'''

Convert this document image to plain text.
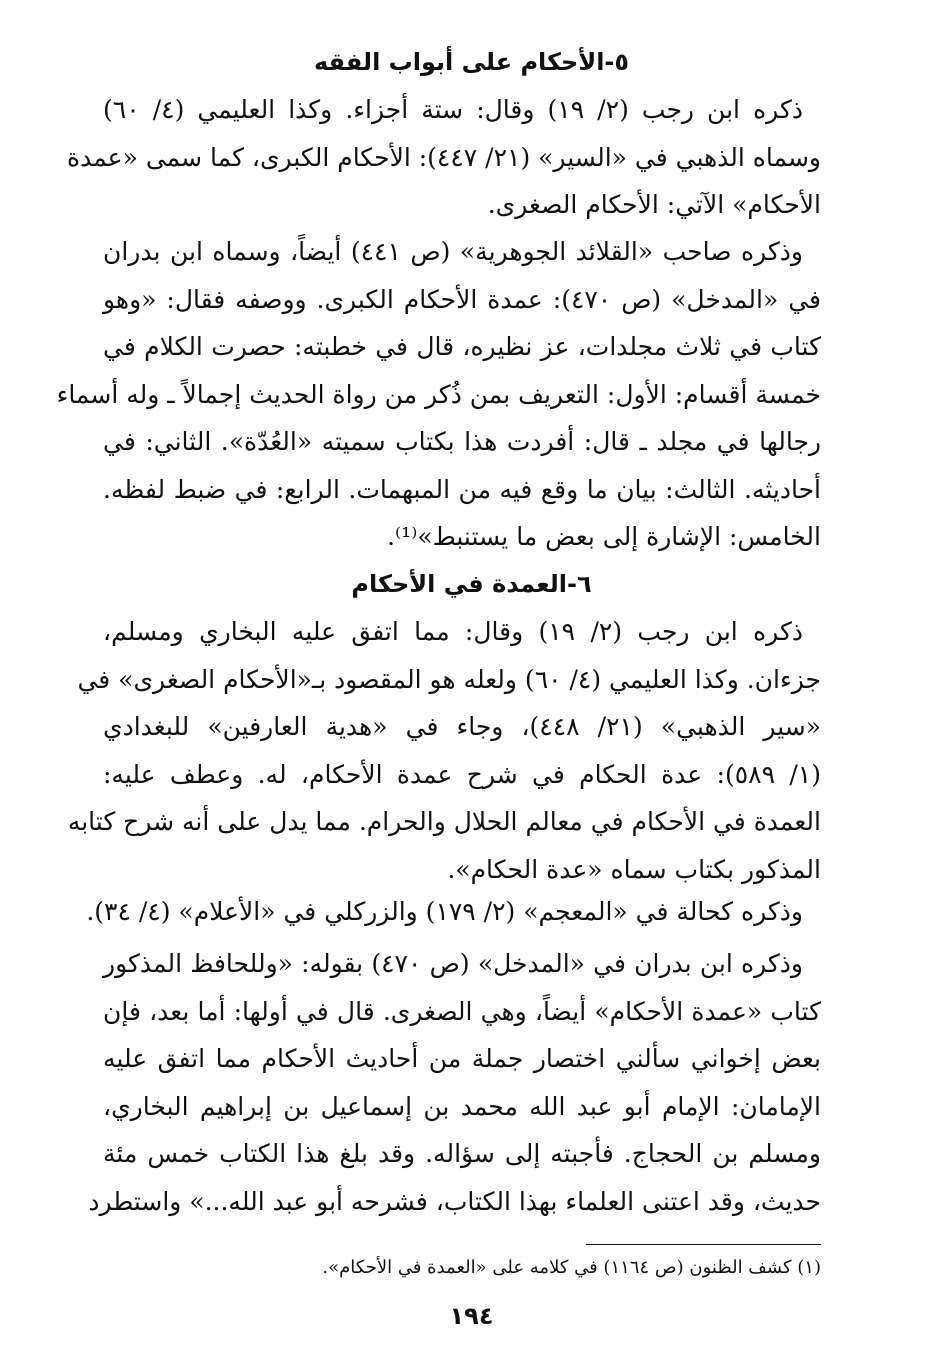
٥-الأحكام على أبواب الفقه
ذكره ابن رجب (٢/ ١٩) وقال: ستة أجزاء. وكذا العليمي (٤/ ٦٠)
وسماه الذهبي في «السير» (٢١/ ٤٤٧): الأحكام الكبرى، كما سمى «عمدة
الأحكام» الآتي: الأحكام الصغرى.
وذكره صاحب «القلائد الجوهرية» (ص ٤٤١) أيضاً، وسماه ابن بدران
في «المدخل» (ص ٤٧٠): عمدة الأحكام الكبرى. ووصفه فقال: «وهو
كتاب في ثلاث مجلدات، عز نظيره، قال في خطبته: حصرت الكلام في
خمسة أقسام: الأول: التعريف بمن ذُكر من رواة الحديث إجمالاً ـ وله أسماء
رجالها في مجلد ـ قال: أفردت هذا بكتاب سميته «العُدّة». الثاني: في
أحاديثه. الثالث: بيان ما وقع فيه من المبهمات. الرابع: في ضبط لفظه.
الخامس: الإشارة إلى بعض ما يستنبط»⁽¹⁾.
٦-العمدة في الأحكام
ذكره ابن رجب (٢/ ١٩) وقال: مما اتفق عليه البخاري ومسلم،
جزءان. وكذا العليمي (٤/ ٦٠) ولعله هو المقصود بـ«الأحكام الصغرى» في
«سير الذهبي» (٢١/ ٤٤٨)، وجاء في «هدية العارفين» للبغدادي
(١/ ٥٨٩): عدة الحكام في شرح عمدة الأحكام، له. وعطف عليه:
العمدة في الأحكام في معالم الحلال والحرام. مما يدل على أنه شرح كتابه
المذكور بكتاب سماه «عدة الحكام».
وذكره كحالة في «المعجم» (٢/ ١٧٩) والزركلي في «الأعلام» (٤/ ٣٤).
وذكره ابن بدران في «المدخل» (ص ٤٧٠) بقوله: «وللحافظ المذكور
كتاب «عمدة الأحكام» أيضاً، وهي الصغرى. قال في أولها: أما بعد، فإن
بعض إخواني سألني اختصار جملة من أحاديث الأحكام مما اتفق عليه
الإمامان: الإمام أبو عبد الله محمد بن إسماعيل بن إبراهيم البخاري،
ومسلم بن الحجاج. فأجبته إلى سؤاله. وقد بلغ هذا الكتاب خمس مئة
حديث، وقد اعتنى العلماء بهذا الكتاب، فشرحه أبو عبد الله...» واستطرد
(١) كشف الظنون (ص ١١٦٤) في كلامه على «العمدة في الأحكام».
١٩٤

'''

> **TASK STATEMENT**: Transcribe every record above exactly as written, leaving out any pictures.

> **WORKED SOLUTION**:
Convert this document image to plain text.
٥-الأحكام على أبواب الفقه
ذكره ابن رجب (٢/ ١٩) وقال: ستة أجزاء. وكذا العليمي (٤/ ٦٠)
وسماه الذهبي في «السير» (٢١/ ٤٤٧): الأحكام الكبرى، كما سمى «عمدة
الأحكام» الآتي: الأحكام الصغرى.
وذكره صاحب «القلائد الجوهرية» (ص ٤٤١) أيضاً، وسماه ابن بدران
في «المدخل» (ص ٤٧٠): عمدة الأحكام الكبرى. ووصفه فقال: «وهو
كتاب في ثلاث مجلدات، عز نظيره، قال في خطبته: حصرت الكلام في
خمسة أقسام: الأول: التعريف بمن ذُكر من رواة الحديث إجمالاً ـ وله أسماء
رجالها في مجلد ـ قال: أفردت هذا بكتاب سميته «العُدّة». الثاني: في
أحاديثه. الثالث: بيان ما وقع فيه من المبهمات. الرابع: في ضبط لفظه.
الخامس: الإشارة إلى بعض ما يستنبط»⁽¹⁾.
٦-العمدة في الأحكام
ذكره ابن رجب (٢/ ١٩) وقال: مما اتفق عليه البخاري ومسلم،
جزءان. وكذا العليمي (٤/ ٦٠) ولعله هو المقصود بـ«الأحكام الصغرى» في
«سير الذهبي» (٢١/ ٤٤٨)، وجاء في «هدية العارفين» للبغدادي
(١/ ٥٨٩): عدة الحكام في شرح عمدة الأحكام، له. وعطف عليه:
العمدة في الأحكام في معالم الحلال والحرام. مما يدل على أنه شرح كتابه
المذكور بكتاب سماه «عدة الحكام».
وذكره كحالة في «المعجم» (٢/ ١٧٩) والزركلي في «الأعلام» (٤/ ٣٤).
وذكره ابن بدران في «المدخل» (ص ٤٧٠) بقوله: «وللحافظ المذكور
كتاب «عمدة الأحكام» أيضاً، وهي الصغرى. قال في أولها: أما بعد، فإن
بعض إخواني سألني اختصار جملة من أحاديث الأحكام مما اتفق عليه
الإمامان: الإمام أبو عبد الله محمد بن إسماعيل بن إبراهيم البخاري،
ومسلم بن الحجاج. فأجبته إلى سؤاله. وقد بلغ هذا الكتاب خمس مئة
حديث، وقد اعتنى العلماء بهذا الكتاب، فشرحه أبو عبد الله...» واستطرد
(١) كشف الظنون (ص ١١٦٤) في كلامه على «العمدة في الأحكام».
١٩٤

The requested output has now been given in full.